● Instructions to follow
Give back the records below exactly, every one, with no pictures.

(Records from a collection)
━━━━━━━━━━━━━━━━━━━━

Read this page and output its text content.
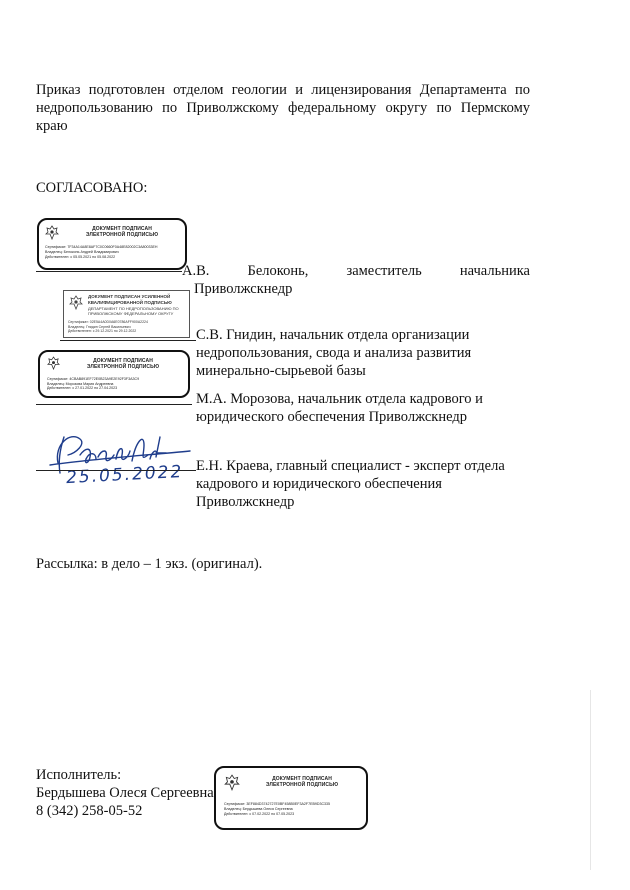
Приказ подготовлен отделом геологии и лицензирования Департамента по недропользованию по Приволжскому федеральному округу по Пермскому краю
СОГЛАСОВАНО:
ДОКУМЕНТ ПОДПИСАН
ЭЛЕКТРОННОЙ ПОДПИСЬЮ
Сертификат: 7F34A14A8E8AF7C0C0660F0A48E82002C3A80033EH
Владелец: Белоконь Андрей Владимирович
Действителен: с 05.05.2021 по 05.08.2022
А.В.	Белоконь,	заместитель	начальника
Приволжскнедр
ДОКУМЕНТ ПОДПИСАН УСИЛЕННОЙ
КВАЛИФИЦИРОВАННОЙ ПОДПИСЬЮ
ДЕПАРТАМЕНТ ПО НЕДРОПОЛЬЗОВАНИЮ ПО
ПРИВОЛЖСКОМУ ФЕДЕРАЛЬНОМУ ОКРУГУ
Сертификат: 02E5A4A0D0A6E0786AFF900A2224
Владелец: Гнидин Сергей Васильевич
Действителен: с 29.12.2021 по 29.12.2022	С.В. Гнидин, начальник отдела организации
недропользования, свода и анализа развития
минерально-сырьевой базы
ДОКУМЕНТ ПОДПИСАН
ЭЛЕКТРОННОЙ ПОДПИСЬЮ
Сертификат: 4CBAB891EF72E0B23A9E2E92F3F3A3C9
Владелец: Морозова Мария Андреевна
Действителен: с 27.01.2022 по 27.04.2023
М.А. Морозова, начальник отдела кадрового и
юридического обеспечения Приволжскнедр
25.05.2022 Е.Н. Краева, главный специалист - эксперт отдела
кадрового и юридического обеспечения
Приволжскнедр
Рассылка: в дело – 1 экз. (оригинал).
Исполнитель:
Бердышева Олеся Сергеевна
8 (342) 258-05-52
ДОКУМЕНТ ПОДПИСАН
ЭЛЕКТРОННОЙ ПОДПИСЬЮ
Сертификат: 3EF884D3742727E0BF458B0EF3A2F7EB9D3C335
Владелец: Бердышева Олеся Сергеевна
Действителен: с 07.02.2022 по 07.05.2023
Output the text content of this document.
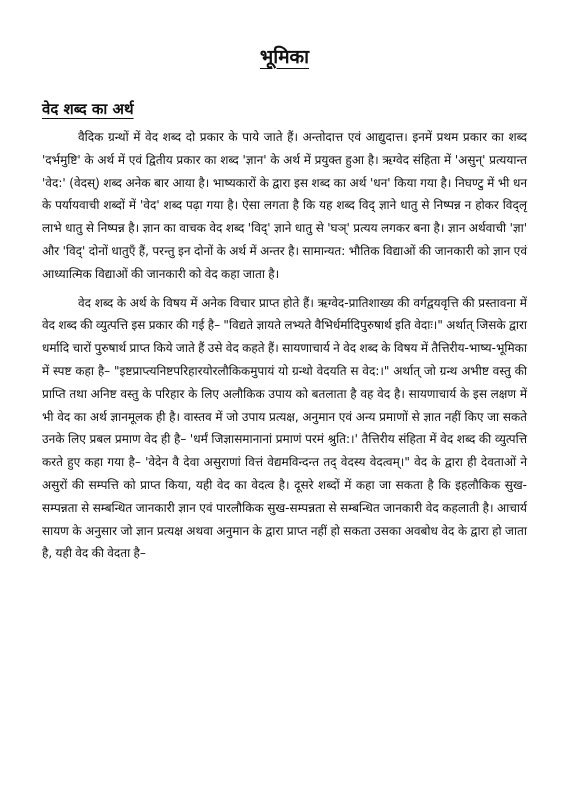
भूमिका
वेद शब्द का अर्थ

वैदिक ग्रन्थों में वेद शब्द दो प्रकार के पाये जाते हैं। अन्तोदात्त एवं आद्युदात्त। इनमें प्रथम प्रकार का शब्द 'दर्भमुष्टि' के अर्थ में एवं द्वितीय प्रकार का शब्द 'ज्ञान' के अर्थ में प्रयुक्त हुआ है। ऋग्वेद संहिता में 'असुन्' प्रत्ययान्त 'वेद:' (वेदस्) शब्द अनेक बार आया है। भाष्यकारों के द्वारा इस शब्द का अर्थ 'धन' किया गया है। निघण्टु में भी धन के पर्यायवाची शब्दों में 'वेद' शब्द पढ़ा गया है। ऐसा लगता है कि यह शब्द विद् ज्ञाने धातु से निष्पन्न न होकर विद्लृ लाभे धातु से निष्पन्न है। ज्ञान का वाचक वेद शब्द 'विद्' ज्ञाने धातु से 'घञ्' प्रत्यय लगकर बना है। ज्ञान अर्थवाची 'ज्ञा' और 'विद्' दोनों धातुएँ हैं, परन्तु इन दोनों के अर्थ में अन्तर है। सामान्यत: भौतिक विद्याओं की जानकारी को ज्ञान एवं आध्यात्मिक विद्याओं की जानकारी को वेद कहा जाता है।

वेद शब्द के अर्थ के विषय में अनेक विचार प्राप्त होते हैं। ऋग्वेद-प्रातिशाख्य की वर्गद्वयवृत्ति की प्रस्तावना में वेद शब्द की व्युत्पत्ति इस प्रकार की गई है– "विद्यते ज्ञायते लभ्यते वैभिर्धर्मादिपुरुषार्थ इति वेदाः।" अर्थात् जिसके द्वारा धर्मादि चारों पुरुषार्थ प्राप्त किये जाते हैं उसे वेद कहते हैं। सायणाचार्य ने वेद शब्द के विषय में तैत्तिरीय-भाष्य-भूमिका में स्पष्ट कहा है– "इष्टप्राप्त्यनिष्टपरिहारयोरलौकिकमुपायं यो ग्रन्थो वेदयति स वेद:।" अर्थात् जो ग्रन्थ अभीष्ट वस्तु की प्राप्ति तथा अनिष्ट वस्तु के परिहार के लिए अलौकिक उपाय को बतलाता है वह वेद है। सायणाचार्य के इस लक्षण में भी वेद का अर्थ ज्ञानमूलक ही है। वास्तव में जो उपाय प्रत्यक्ष, अनुमान एवं अन्य प्रमाणों से ज्ञात नहीं किए जा सकते उनके लिए प्रबल प्रमाण वेद ही है– 'धर्मं जिज्ञासमानानां प्रमाणं परमं श्रुति:।' तैत्तिरीय संहिता में वेद शब्द की व्युत्पत्ति करते हुए कहा गया है– 'वेदेन वै देवा असुराणां वित्तं वेद्यमविन्दन्त तद् वेदस्य वेदत्वम्।" वेद के द्वारा ही देवताओं ने असुरों की सम्पत्ति को प्राप्त किया, यही वेद का वेदत्व है। दूसरे शब्दों में कहा जा सकता है कि इहलौकिक सुख-सम्पन्नता से सम्बन्धित जानकारी ज्ञान एवं पारलौकिक सुख-सम्पन्नता से सम्बन्धित जानकारी वेद कहलाती है। आचार्य सायण के अनुसार जो ज्ञान प्रत्यक्ष अथवा अनुमान के द्वारा प्राप्त नहीं हो सकता उसका अवबोध वेद के द्वारा हो जाता है, यही वेद की वेदता है–
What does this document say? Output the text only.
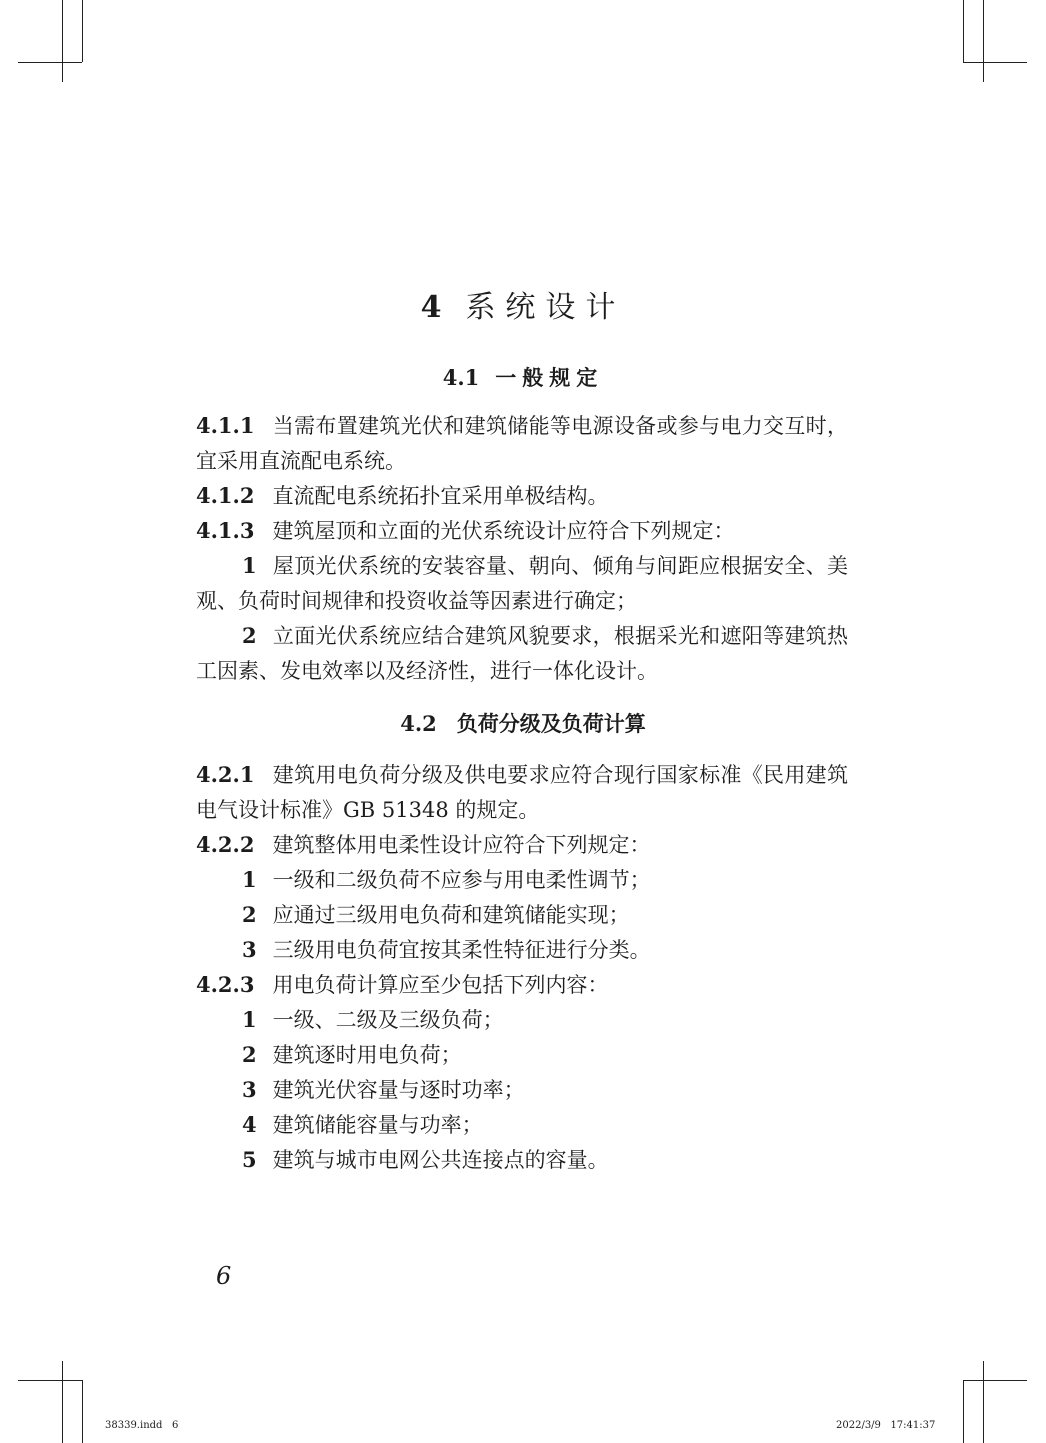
4 系统设计
4.1 一般规定
4.1.1 当需布置建筑光伏和建筑储能等电源设备或参与电力交互时，宜采用直流配电系统。
4.1.2 直流配电系统拓扑宜采用单极结构。
4.1.3 建筑屋顶和立面的光伏系统设计应符合下列规定：
1 屋顶光伏系统的安装容量、朝向、倾角与间距应根据安全、美观、负荷时间规律和投资收益等因素进行确定；
2 立面光伏系统应结合建筑风貌要求，根据采光和遮阳等建筑热工因素、发电效率以及经济性，进行一体化设计。
4.2 负荷分级及负荷计算
4.2.1 建筑用电负荷分级及供电要求应符合现行国家标准《民用建筑电气设计标准》GB 51348 的规定。
4.2.2 建筑整体用电柔性设计应符合下列规定：
1 一级和二级负荷不应参与用电柔性调节；
2 应通过三级用电负荷和建筑储能实现；
3 三级用电负荷宜按其柔性特征进行分类。
4.2.3 用电负荷计算应至少包括下列内容：
1 一级、二级及三级负荷；
2 建筑逐时用电负荷；
3 建筑光伏容量与逐时功率；
4 建筑储能容量与功率；
5 建筑与城市电网公共连接点的容量。
6
38339.indd   6	2022/3/9   17:41:37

━━━━━━━━━━━━━━━━━━━━

● Response to this task
Read this page and output its text content.
Приказ подготовлен отделом геологии и лицензирования Департамента по недропользованию по Приволжскому федеральному округу по Пермскому краю
СОГЛАСОВАНО:
ДОКУМЕНТ ПОДПИСАН
ЭЛЕКТРОННОЙ ПОДПИСЬЮ
Сертификат: 7F34A14A8E8AF7C0C0660F0A48E82002C3A80033EH
Владелец: Белоконь Андрей Владимирович
Действителен: с 05.05.2021 по 05.08.2022
А.В.	Белоконь,	заместитель	начальника
Приволжскнедр
ДОКУМЕНТ ПОДПИСАН УСИЛЕННОЙ
КВАЛИФИЦИРОВАННОЙ ПОДПИСЬЮ
ДЕПАРТАМЕНТ ПО НЕДРОПОЛЬЗОВАНИЮ ПО
ПРИВОЛЖСКОМУ ФЕДЕРАЛЬНОМУ ОКРУГУ
Сертификат: 02E5A4A0D0A6E0786AFF900A2224
Владелец: Гнидин Сергей Васильевич
Действителен: с 29.12.2021 по 29.12.2022	С.В. Гнидин, начальник отдела организации
недропользования, свода и анализа развития
минерально-сырьевой базы
ДОКУМЕНТ ПОДПИСАН
ЭЛЕКТРОННОЙ ПОДПИСЬЮ
Сертификат: 4CBAB891EF72E0B23A9E2E92F3F3A3C9
Владелец: Морозова Мария Андреевна
Действителен: с 27.01.2022 по 27.04.2023
М.А. Морозова, начальник отдела кадрового и
юридического обеспечения Приволжскнедр
25.05.2022 Е.Н. Краева, главный специалист - эксперт отдела
кадрового и юридического обеспечения
Приволжскнедр
Рассылка: в дело – 1 экз. (оригинал).
Исполнитель:
Бердышева Олеся Сергеевна
8 (342) 258-05-52
ДОКУМЕНТ ПОДПИСАН
ЭЛЕКТРОННОЙ ПОДПИСЬЮ
Сертификат: 3EF884D3742727E0BF458B0EF3A2F7EB9D3C335
Владелец: Бердышева Олеся Сергеевна
Действителен: с 07.02.2022 по 07.05.2023
Output the text content of this document.
भूमिका
वेद शब्द का अर्थ

वैदिक ग्रन्थों में वेद शब्द दो प्रकार के पाये जाते हैं। अन्तोदात्त एवं आद्युदात्त। इनमें प्रथम प्रकार का शब्द 'दर्भमुष्टि' के अर्थ में एवं द्वितीय प्रकार का शब्द 'ज्ञान' के अर्थ में प्रयुक्त हुआ है। ऋग्वेद संहिता में 'असुन्' प्रत्ययान्त 'वेद:' (वेदस्) शब्द अनेक बार आया है। भाष्यकारों के द्वारा इस शब्द का अर्थ 'धन' किया गया है। निघण्टु में भी धन के पर्यायवाची शब्दों में 'वेद' शब्द पढ़ा गया है। ऐसा लगता है कि यह शब्द विद् ज्ञाने धातु से निष्पन्न न होकर विद्लृ लाभे धातु से निष्पन्न है। ज्ञान का वाचक वेद शब्द 'विद्' ज्ञाने धातु से 'घञ्' प्रत्यय लगकर बना है। ज्ञान अर्थवाची 'ज्ञा' और 'विद्' दोनों धातुएँ हैं, परन्तु इन दोनों के अर्थ में अन्तर है। सामान्यत: भौतिक विद्याओं की जानकारी को ज्ञान एवं आध्यात्मिक विद्याओं की जानकारी को वेद कहा जाता है।

वेद शब्द के अर्थ के विषय में अनेक विचार प्राप्त होते हैं। ऋग्वेद-प्रातिशाख्य की वर्गद्वयवृत्ति की प्रस्तावना में वेद शब्द की व्युत्पत्ति इस प्रकार की गई है– "विद्यते ज्ञायते लभ्यते वैभिर्धर्मादिपुरुषार्थ इति वेदाः।" अर्थात् जिसके द्वारा धर्मादि चारों पुरुषार्थ प्राप्त किये जाते हैं उसे वेद कहते हैं। सायणाचार्य ने वेद शब्द के विषय में तैत्तिरीय-भाष्य-भूमिका में स्पष्ट कहा है– "इष्टप्राप्त्यनिष्टपरिहारयोरलौकिकमुपायं यो ग्रन्थो वेदयति स वेद:।" अर्थात् जो ग्रन्थ अभीष्ट वस्तु की प्राप्ति तथा अनिष्ट वस्तु के परिहार के लिए अलौकिक उपाय को बतलाता है वह वेद है। सायणाचार्य के इस लक्षण में भी वेद का अर्थ ज्ञानमूलक ही है। वास्तव में जो उपाय प्रत्यक्ष, अनुमान एवं अन्य प्रमाणों से ज्ञात नहीं किए जा सकते उनके लिए प्रबल प्रमाण वेद ही है– 'धर्मं जिज्ञासमानानां प्रमाणं परमं श्रुति:।' तैत्तिरीय संहिता में वेद शब्द की व्युत्पत्ति करते हुए कहा गया है– 'वेदेन वै देवा असुराणां वित्तं वेद्यमविन्दन्त तद् वेदस्य वेदत्वम्।" वेद के द्वारा ही देवताओं ने असुरों की सम्पत्ति को प्राप्त किया, यही वेद का वेदत्व है। दूसरे शब्दों में कहा जा सकता है कि इहलौकिक सुख-सम्पन्नता से सम्बन्धित जानकारी ज्ञान एवं पारलौकिक सुख-सम्पन्नता से सम्बन्धित जानकारी वेद कहलाती है। आचार्य सायण के अनुसार जो ज्ञान प्रत्यक्ष अथवा अनुमान के द्वारा प्राप्त नहीं हो सकता उसका अवबोध वेद के द्वारा हो जाता है, यही वेद की वेदता है–
What does this document say? Output the text only.
4 系统设计
4.1 一般规定
4.1.1 当需布置建筑光伏和建筑储能等电源设备或参与电力交互时，宜采用直流配电系统。
4.1.2 直流配电系统拓扑宜采用单极结构。
4.1.3 建筑屋顶和立面的光伏系统设计应符合下列规定：
1 屋顶光伏系统的安装容量、朝向、倾角与间距应根据安全、美观、负荷时间规律和投资收益等因素进行确定；
2 立面光伏系统应结合建筑风貌要求，根据采光和遮阳等建筑热工因素、发电效率以及经济性，进行一体化设计。
4.2 负荷分级及负荷计算
4.2.1 建筑用电负荷分级及供电要求应符合现行国家标准《民用建筑电气设计标准》GB 51348 的规定。
4.2.2 建筑整体用电柔性设计应符合下列规定：
1 一级和二级负荷不应参与用电柔性调节；
2 应通过三级用电负荷和建筑储能实现；
3 三级用电负荷宜按其柔性特征进行分类。
4.2.3 用电负荷计算应至少包括下列内容：
1 一级、二级及三级负荷；
2 建筑逐时用电负荷；
3 建筑光伏容量与逐时功率；
4 建筑储能容量与功率；
5 建筑与城市电网公共连接点的容量。
6
38339.indd   6	2022/3/9   17:41:37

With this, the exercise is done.